[Begin INPUT DATA]

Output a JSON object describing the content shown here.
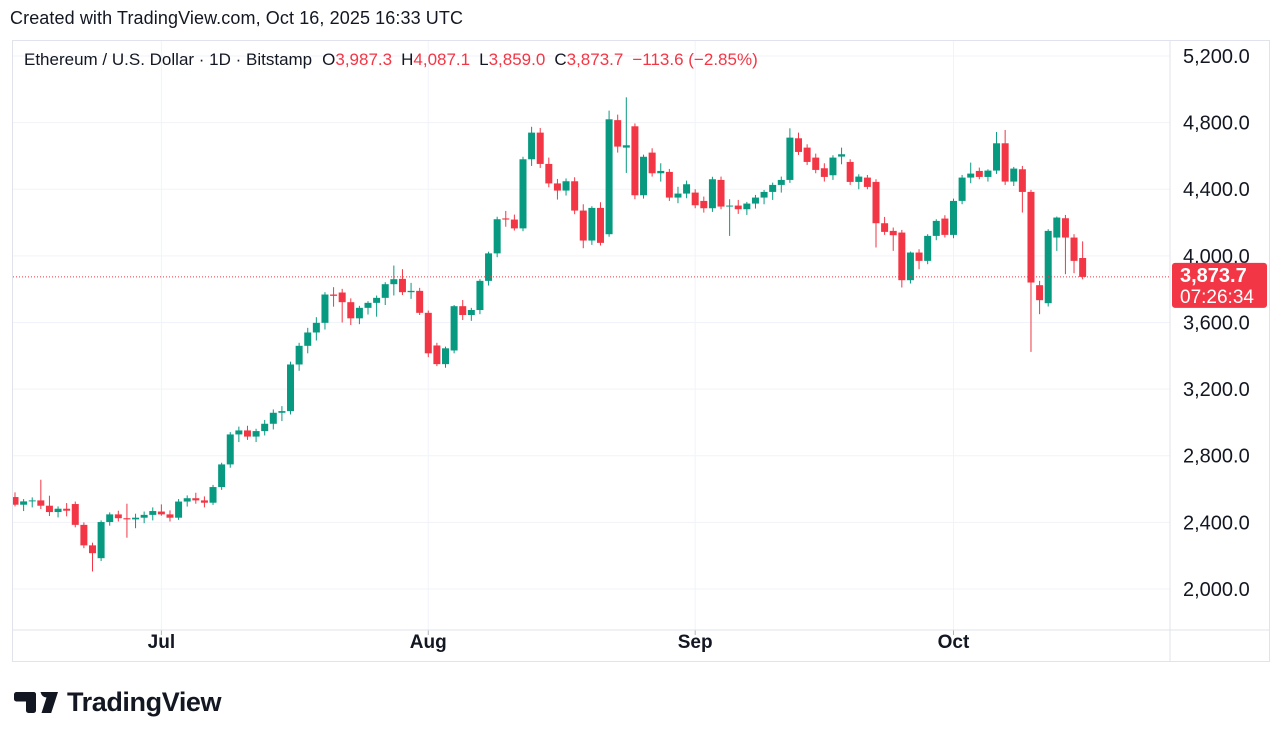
{
  "page": {
    "created_note": "Created with TradingView.com, Oct 16, 2025 16:33 UTC"
  },
  "legend": {
    "title": "Ethereum / U.S. Dollar · 1D · Bitstamp",
    "open_label": "O",
    "open": "3,987.3",
    "high_label": "H",
    "high": "4,087.1",
    "low_label": "L",
    "low": "3,859.0",
    "close_label": "C",
    "close": "3,873.7",
    "change": "−113.6 (−2.85%)"
  },
  "price_axis": {
    "ticks": [
      {
        "label": "5,200.0",
        "value": 5200
      },
      {
        "label": "4,800.0",
        "value": 4800
      },
      {
        "label": "4,400.0",
        "value": 4400
      },
      {
        "label": "4,000.0",
        "value": 4000
      },
      {
        "label": "3,600.0",
        "value": 3600
      },
      {
        "label": "3,200.0",
        "value": 3200
      },
      {
        "label": "2,800.0",
        "value": 2800
      },
      {
        "label": "2,400.0",
        "value": 2400
      },
      {
        "label": "2,000.0",
        "value": 2000
      }
    ],
    "badge": {
      "price": "3,873.7",
      "countdown": "07:26:34"
    }
  },
  "time_axis": {
    "months": [
      {
        "label": "Jul",
        "candle_index": 17
      },
      {
        "label": "Aug",
        "candle_index": 48
      },
      {
        "label": "Sep",
        "candle_index": 79
      },
      {
        "label": "Oct",
        "candle_index": 109
      }
    ]
  },
  "footer": {
    "logo_text": "TradingView"
  },
  "colors": {
    "up": "#089981",
    "down": "#f23645",
    "grid": "#f0f3fa",
    "border": "#e0e3eb",
    "text": "#131722",
    "tick": "#b2b5be",
    "badge_bg": "#f23645",
    "badge_text": "#ffffff"
  },
  "chart_data": {
    "type": "candlestick",
    "title": "Ethereum / U.S. Dollar · 1D · Bitstamp",
    "legend_position": "top-left",
    "grid": true,
    "y_axis_side": "right",
    "ylim": [
      1740,
      5290
    ],
    "y_tick_step": 400,
    "last_price": 3873.7,
    "countdown": "07:26:34",
    "current_bar": {
      "open": 3987.3,
      "high": 4087.1,
      "low": 3859.0,
      "close": 3873.7,
      "change": -113.6,
      "change_pct": -2.85
    },
    "candles": [
      [
        2552,
        2580,
        2496,
        2506
      ],
      [
        2506,
        2540,
        2468,
        2526
      ],
      [
        2526,
        2550,
        2490,
        2532
      ],
      [
        2532,
        2656,
        2480,
        2500
      ],
      [
        2500,
        2560,
        2438,
        2462
      ],
      [
        2462,
        2496,
        2430,
        2482
      ],
      [
        2482,
        2516,
        2436,
        2470
      ],
      [
        2510,
        2525,
        2370,
        2385
      ],
      [
        2385,
        2400,
        2245,
        2262
      ],
      [
        2262,
        2278,
        2105,
        2215
      ],
      [
        2185,
        2412,
        2168,
        2402
      ],
      [
        2402,
        2460,
        2380,
        2448
      ],
      [
        2448,
        2470,
        2405,
        2425
      ],
      [
        2425,
        2512,
        2308,
        2418
      ],
      [
        2418,
        2452,
        2365,
        2428
      ],
      [
        2428,
        2465,
        2395,
        2445
      ],
      [
        2445,
        2490,
        2412,
        2468
      ],
      [
        2465,
        2508,
        2440,
        2448
      ],
      [
        2448,
        2472,
        2405,
        2428
      ],
      [
        2428,
        2540,
        2415,
        2525
      ],
      [
        2525,
        2562,
        2495,
        2545
      ],
      [
        2545,
        2578,
        2512,
        2532
      ],
      [
        2532,
        2556,
        2490,
        2518
      ],
      [
        2518,
        2625,
        2505,
        2612
      ],
      [
        2612,
        2758,
        2595,
        2748
      ],
      [
        2748,
        2942,
        2728,
        2928
      ],
      [
        2928,
        2975,
        2882,
        2952
      ],
      [
        2952,
        2980,
        2895,
        2915
      ],
      [
        2915,
        2962,
        2882,
        2948
      ],
      [
        2948,
        3015,
        2922,
        2992
      ],
      [
        2992,
        3078,
        2958,
        3058
      ],
      [
        3058,
        3098,
        3008,
        3068
      ],
      [
        3068,
        3365,
        3048,
        3348
      ],
      [
        3348,
        3478,
        3310,
        3460
      ],
      [
        3460,
        3568,
        3415,
        3540
      ],
      [
        3540,
        3632,
        3492,
        3598
      ],
      [
        3598,
        3782,
        3558,
        3768
      ],
      [
        3768,
        3812,
        3695,
        3760
      ],
      [
        3780,
        3802,
        3600,
        3722
      ],
      [
        3722,
        3745,
        3585,
        3625
      ],
      [
        3625,
        3700,
        3590,
        3688
      ],
      [
        3688,
        3728,
        3648,
        3718
      ],
      [
        3718,
        3762,
        3635,
        3748
      ],
      [
        3748,
        3842,
        3705,
        3830
      ],
      [
        3830,
        3942,
        3762,
        3860
      ],
      [
        3862,
        3920,
        3765,
        3782
      ],
      [
        3782,
        3838,
        3742,
        3790
      ],
      [
        3790,
        3808,
        3645,
        3658
      ],
      [
        3658,
        3672,
        3392,
        3415
      ],
      [
        3462,
        3478,
        3338,
        3350
      ],
      [
        3350,
        3455,
        3328,
        3445
      ],
      [
        3432,
        3705,
        3415,
        3698
      ],
      [
        3698,
        3735,
        3615,
        3645
      ],
      [
        3645,
        3688,
        3610,
        3675
      ],
      [
        3675,
        3860,
        3650,
        3850
      ],
      [
        3850,
        4025,
        3822,
        4015
      ],
      [
        4015,
        4235,
        3992,
        4220
      ],
      [
        4225,
        4270,
        4175,
        4218
      ],
      [
        4218,
        4248,
        4152,
        4165
      ],
      [
        4165,
        4595,
        4148,
        4580
      ],
      [
        4580,
        4775,
        4540,
        4740
      ],
      [
        4740,
        4768,
        4528,
        4552
      ],
      [
        4552,
        4590,
        4412,
        4435
      ],
      [
        4435,
        4462,
        4338,
        4392
      ],
      [
        4392,
        4465,
        4362,
        4448
      ],
      [
        4448,
        4472,
        4250,
        4272
      ],
      [
        4272,
        4310,
        4046,
        4092
      ],
      [
        4092,
        4298,
        4066,
        4288
      ],
      [
        4288,
        4322,
        4062,
        4078
      ],
      [
        4130,
        4872,
        4115,
        4820
      ],
      [
        4815,
        4848,
        4620,
        4656
      ],
      [
        4650,
        4952,
        4498,
        4664
      ],
      [
        4778,
        4795,
        4340,
        4364
      ],
      [
        4364,
        4608,
        4344,
        4595
      ],
      [
        4620,
        4646,
        4476,
        4496
      ],
      [
        4496,
        4556,
        4446,
        4510
      ],
      [
        4504,
        4522,
        4330,
        4350
      ],
      [
        4350,
        4415,
        4316,
        4374
      ],
      [
        4374,
        4452,
        4346,
        4430
      ],
      [
        4380,
        4400,
        4286,
        4304
      ],
      [
        4330,
        4356,
        4260,
        4286
      ],
      [
        4286,
        4475,
        4264,
        4460
      ],
      [
        4456,
        4476,
        4280,
        4296
      ],
      [
        4296,
        4340,
        4120,
        4302
      ],
      [
        4302,
        4336,
        4252,
        4280
      ],
      [
        4280,
        4324,
        4246,
        4314
      ],
      [
        4314,
        4366,
        4284,
        4350
      ],
      [
        4350,
        4396,
        4310,
        4384
      ],
      [
        4384,
        4440,
        4336,
        4426
      ],
      [
        4426,
        4476,
        4380,
        4456
      ],
      [
        4456,
        4766,
        4438,
        4710
      ],
      [
        4706,
        4740,
        4606,
        4624
      ],
      [
        4650,
        4670,
        4546,
        4564
      ],
      [
        4590,
        4614,
        4496,
        4516
      ],
      [
        4526,
        4556,
        4446,
        4474
      ],
      [
        4484,
        4604,
        4456,
        4590
      ],
      [
        4596,
        4650,
        4550,
        4610
      ],
      [
        4564,
        4580,
        4426,
        4444
      ],
      [
        4444,
        4490,
        4400,
        4476
      ],
      [
        4470,
        4486,
        4400,
        4414
      ],
      [
        4444,
        4460,
        4050,
        4196
      ],
      [
        4196,
        4234,
        4126,
        4144
      ],
      [
        4150,
        4170,
        4030,
        4124
      ],
      [
        4140,
        4156,
        3810,
        3854
      ],
      [
        3854,
        4026,
        3834,
        4020
      ],
      [
        4020,
        4040,
        3920,
        3970
      ],
      [
        3970,
        4130,
        3950,
        4120
      ],
      [
        4120,
        4220,
        4094,
        4210
      ],
      [
        4224,
        4244,
        4110,
        4126
      ],
      [
        4126,
        4344,
        4106,
        4330
      ],
      [
        4330,
        4486,
        4310,
        4470
      ],
      [
        4470,
        4560,
        4436,
        4494
      ],
      [
        4510,
        4530,
        4460,
        4474
      ],
      [
        4474,
        4520,
        4446,
        4512
      ],
      [
        4512,
        4744,
        4492,
        4676
      ],
      [
        4676,
        4756,
        4426,
        4446
      ],
      [
        4446,
        4534,
        4420,
        4524
      ],
      [
        4520,
        4540,
        4260,
        4384
      ],
      [
        4384,
        4396,
        3424,
        3840
      ],
      [
        3824,
        3850,
        3650,
        3734
      ],
      [
        3716,
        4160,
        3696,
        4150
      ],
      [
        4110,
        4236,
        4030,
        4230
      ],
      [
        4226,
        4246,
        3890,
        4110
      ],
      [
        4110,
        4130,
        3896,
        3970
      ],
      [
        3987.3,
        4087.1,
        3859.0,
        3873.7
      ]
    ]
  }
}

[End INPUT DATA]

**WRITTEN EXERCISE**.
Tell how many lines in the material contain the word "value". Only the number is wanted.

**FINAL RESULT**.
9